(Data entries for graphics)
☆ ☆ ☆ ☆ ☆

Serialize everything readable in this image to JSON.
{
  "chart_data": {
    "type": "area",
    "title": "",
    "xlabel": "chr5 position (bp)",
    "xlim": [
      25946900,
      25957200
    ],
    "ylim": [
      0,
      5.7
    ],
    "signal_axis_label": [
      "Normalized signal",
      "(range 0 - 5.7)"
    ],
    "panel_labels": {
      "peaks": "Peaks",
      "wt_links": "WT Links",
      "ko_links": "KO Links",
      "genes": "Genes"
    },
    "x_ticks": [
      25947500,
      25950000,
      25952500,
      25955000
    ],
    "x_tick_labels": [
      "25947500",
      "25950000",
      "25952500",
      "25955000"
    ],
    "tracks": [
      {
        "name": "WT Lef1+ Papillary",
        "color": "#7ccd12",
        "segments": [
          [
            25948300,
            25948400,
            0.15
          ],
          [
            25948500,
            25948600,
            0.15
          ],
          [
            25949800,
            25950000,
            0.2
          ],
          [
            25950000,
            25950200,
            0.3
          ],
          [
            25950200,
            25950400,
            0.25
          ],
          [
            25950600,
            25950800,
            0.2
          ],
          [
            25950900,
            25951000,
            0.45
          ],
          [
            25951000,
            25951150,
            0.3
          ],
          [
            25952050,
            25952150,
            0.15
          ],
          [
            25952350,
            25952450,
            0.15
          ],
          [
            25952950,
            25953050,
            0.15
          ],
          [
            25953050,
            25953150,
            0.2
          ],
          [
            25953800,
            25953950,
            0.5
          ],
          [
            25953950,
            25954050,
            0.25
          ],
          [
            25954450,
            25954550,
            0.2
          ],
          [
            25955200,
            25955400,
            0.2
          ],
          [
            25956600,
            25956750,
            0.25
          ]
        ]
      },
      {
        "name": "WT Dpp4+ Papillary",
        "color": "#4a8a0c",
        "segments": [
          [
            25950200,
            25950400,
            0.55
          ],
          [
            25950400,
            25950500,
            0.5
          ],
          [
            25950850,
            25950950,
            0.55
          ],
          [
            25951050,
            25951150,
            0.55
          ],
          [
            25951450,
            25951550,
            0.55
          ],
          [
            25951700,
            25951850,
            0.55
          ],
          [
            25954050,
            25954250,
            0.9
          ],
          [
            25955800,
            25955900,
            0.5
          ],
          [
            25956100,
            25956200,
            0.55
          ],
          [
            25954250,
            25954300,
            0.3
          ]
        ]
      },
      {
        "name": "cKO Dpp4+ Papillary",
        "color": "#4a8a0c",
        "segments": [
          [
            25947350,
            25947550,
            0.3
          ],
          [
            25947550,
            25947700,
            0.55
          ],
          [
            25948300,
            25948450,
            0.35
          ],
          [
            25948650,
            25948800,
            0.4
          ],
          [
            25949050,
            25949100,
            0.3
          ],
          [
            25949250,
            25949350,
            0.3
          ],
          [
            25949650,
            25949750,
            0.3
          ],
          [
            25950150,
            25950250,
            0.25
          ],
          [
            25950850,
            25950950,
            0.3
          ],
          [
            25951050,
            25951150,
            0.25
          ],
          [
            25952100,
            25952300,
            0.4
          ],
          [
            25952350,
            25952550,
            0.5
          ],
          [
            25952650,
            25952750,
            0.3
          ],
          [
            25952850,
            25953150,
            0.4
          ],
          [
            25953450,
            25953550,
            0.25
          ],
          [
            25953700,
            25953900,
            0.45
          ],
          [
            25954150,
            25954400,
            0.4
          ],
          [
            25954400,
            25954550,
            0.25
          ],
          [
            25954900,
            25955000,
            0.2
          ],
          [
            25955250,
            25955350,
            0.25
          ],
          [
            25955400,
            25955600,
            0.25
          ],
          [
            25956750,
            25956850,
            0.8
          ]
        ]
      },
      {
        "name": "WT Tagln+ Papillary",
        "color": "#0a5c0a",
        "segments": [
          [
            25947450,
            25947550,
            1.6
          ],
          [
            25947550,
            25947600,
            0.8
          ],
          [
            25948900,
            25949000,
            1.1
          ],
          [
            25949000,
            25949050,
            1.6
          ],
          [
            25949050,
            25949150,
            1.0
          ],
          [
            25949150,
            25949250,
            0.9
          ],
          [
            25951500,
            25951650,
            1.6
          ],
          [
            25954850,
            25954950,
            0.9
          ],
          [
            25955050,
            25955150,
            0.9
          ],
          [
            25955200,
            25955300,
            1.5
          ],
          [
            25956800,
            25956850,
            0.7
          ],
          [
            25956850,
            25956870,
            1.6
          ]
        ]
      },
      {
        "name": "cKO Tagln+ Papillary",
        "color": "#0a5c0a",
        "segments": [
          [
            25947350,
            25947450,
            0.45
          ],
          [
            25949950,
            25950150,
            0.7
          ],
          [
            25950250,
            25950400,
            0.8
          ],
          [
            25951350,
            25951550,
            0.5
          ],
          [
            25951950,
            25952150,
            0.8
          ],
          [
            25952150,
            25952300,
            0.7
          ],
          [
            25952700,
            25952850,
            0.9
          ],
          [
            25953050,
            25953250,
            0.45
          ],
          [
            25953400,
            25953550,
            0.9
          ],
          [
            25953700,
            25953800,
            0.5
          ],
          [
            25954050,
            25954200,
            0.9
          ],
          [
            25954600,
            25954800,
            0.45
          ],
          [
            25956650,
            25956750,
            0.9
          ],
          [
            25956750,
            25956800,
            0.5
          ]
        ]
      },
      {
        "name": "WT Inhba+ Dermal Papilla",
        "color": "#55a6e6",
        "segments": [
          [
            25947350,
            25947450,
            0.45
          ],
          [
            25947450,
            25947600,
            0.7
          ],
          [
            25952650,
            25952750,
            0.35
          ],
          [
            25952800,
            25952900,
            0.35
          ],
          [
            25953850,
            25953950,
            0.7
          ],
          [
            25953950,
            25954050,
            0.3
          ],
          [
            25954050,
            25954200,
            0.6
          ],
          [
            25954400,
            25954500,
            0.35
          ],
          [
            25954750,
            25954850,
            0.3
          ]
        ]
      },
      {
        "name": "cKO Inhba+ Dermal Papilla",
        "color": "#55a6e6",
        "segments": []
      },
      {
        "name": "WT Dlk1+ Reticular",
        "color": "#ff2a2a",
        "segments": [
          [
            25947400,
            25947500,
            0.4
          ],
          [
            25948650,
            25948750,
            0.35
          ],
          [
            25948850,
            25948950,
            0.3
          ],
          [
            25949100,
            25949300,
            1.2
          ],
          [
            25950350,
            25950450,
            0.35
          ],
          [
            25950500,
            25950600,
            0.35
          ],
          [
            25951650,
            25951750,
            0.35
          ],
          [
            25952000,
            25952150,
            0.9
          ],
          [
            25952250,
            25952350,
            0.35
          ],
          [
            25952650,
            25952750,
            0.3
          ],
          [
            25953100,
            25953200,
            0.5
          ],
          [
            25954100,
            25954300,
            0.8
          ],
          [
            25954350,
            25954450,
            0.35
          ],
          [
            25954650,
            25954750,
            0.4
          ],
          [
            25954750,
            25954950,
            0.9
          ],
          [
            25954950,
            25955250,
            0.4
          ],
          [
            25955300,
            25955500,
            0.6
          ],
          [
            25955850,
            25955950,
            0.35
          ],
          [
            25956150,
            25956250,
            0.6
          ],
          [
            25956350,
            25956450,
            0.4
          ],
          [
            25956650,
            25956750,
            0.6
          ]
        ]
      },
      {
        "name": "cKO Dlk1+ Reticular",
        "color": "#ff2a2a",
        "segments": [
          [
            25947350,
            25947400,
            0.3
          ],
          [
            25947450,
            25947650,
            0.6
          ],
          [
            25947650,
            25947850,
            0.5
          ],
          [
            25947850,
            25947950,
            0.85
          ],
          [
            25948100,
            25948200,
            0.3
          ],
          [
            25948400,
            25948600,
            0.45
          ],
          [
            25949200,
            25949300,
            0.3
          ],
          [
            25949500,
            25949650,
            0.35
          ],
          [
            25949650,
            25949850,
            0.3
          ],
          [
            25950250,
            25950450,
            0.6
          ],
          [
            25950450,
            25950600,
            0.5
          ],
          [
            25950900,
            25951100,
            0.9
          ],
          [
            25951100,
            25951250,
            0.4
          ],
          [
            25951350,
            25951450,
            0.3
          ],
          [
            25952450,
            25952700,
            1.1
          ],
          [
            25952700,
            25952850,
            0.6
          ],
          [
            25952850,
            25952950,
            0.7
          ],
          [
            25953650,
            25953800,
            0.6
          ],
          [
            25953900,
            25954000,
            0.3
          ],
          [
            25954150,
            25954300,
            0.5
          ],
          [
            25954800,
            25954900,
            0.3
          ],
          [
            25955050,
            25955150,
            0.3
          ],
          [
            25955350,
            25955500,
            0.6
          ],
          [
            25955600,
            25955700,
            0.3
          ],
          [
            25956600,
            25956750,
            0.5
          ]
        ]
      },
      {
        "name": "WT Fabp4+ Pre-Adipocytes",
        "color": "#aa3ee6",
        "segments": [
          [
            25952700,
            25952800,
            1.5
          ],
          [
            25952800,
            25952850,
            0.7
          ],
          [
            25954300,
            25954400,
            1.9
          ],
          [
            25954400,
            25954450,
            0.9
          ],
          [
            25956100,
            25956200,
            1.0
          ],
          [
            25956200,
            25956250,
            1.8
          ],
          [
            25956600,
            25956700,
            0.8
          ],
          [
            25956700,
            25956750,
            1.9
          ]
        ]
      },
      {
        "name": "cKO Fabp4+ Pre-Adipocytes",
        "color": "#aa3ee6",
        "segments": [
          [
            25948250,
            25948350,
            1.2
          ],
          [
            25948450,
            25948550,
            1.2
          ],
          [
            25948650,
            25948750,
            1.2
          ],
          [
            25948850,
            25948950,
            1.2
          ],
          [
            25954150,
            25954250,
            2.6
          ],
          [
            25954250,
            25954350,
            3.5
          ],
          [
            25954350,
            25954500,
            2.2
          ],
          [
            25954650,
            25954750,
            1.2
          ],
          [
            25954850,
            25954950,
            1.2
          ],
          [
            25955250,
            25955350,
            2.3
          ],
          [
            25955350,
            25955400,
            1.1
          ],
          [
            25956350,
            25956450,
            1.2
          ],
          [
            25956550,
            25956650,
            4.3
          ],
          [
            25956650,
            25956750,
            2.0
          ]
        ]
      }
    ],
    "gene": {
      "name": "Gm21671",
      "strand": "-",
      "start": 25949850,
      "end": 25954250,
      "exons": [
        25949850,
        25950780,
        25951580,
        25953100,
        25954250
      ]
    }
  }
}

☆ ☆ ☆ ☆ ☆

WORK TO BE COMPLETED:
Those lines above that contain the string "Inhba" should be returned.

SOLUTION FOR THIS TASK:
        "name": "WT Inhba+ Dermal Papilla",
        "name": "cKO Inhba+ Dermal Papilla",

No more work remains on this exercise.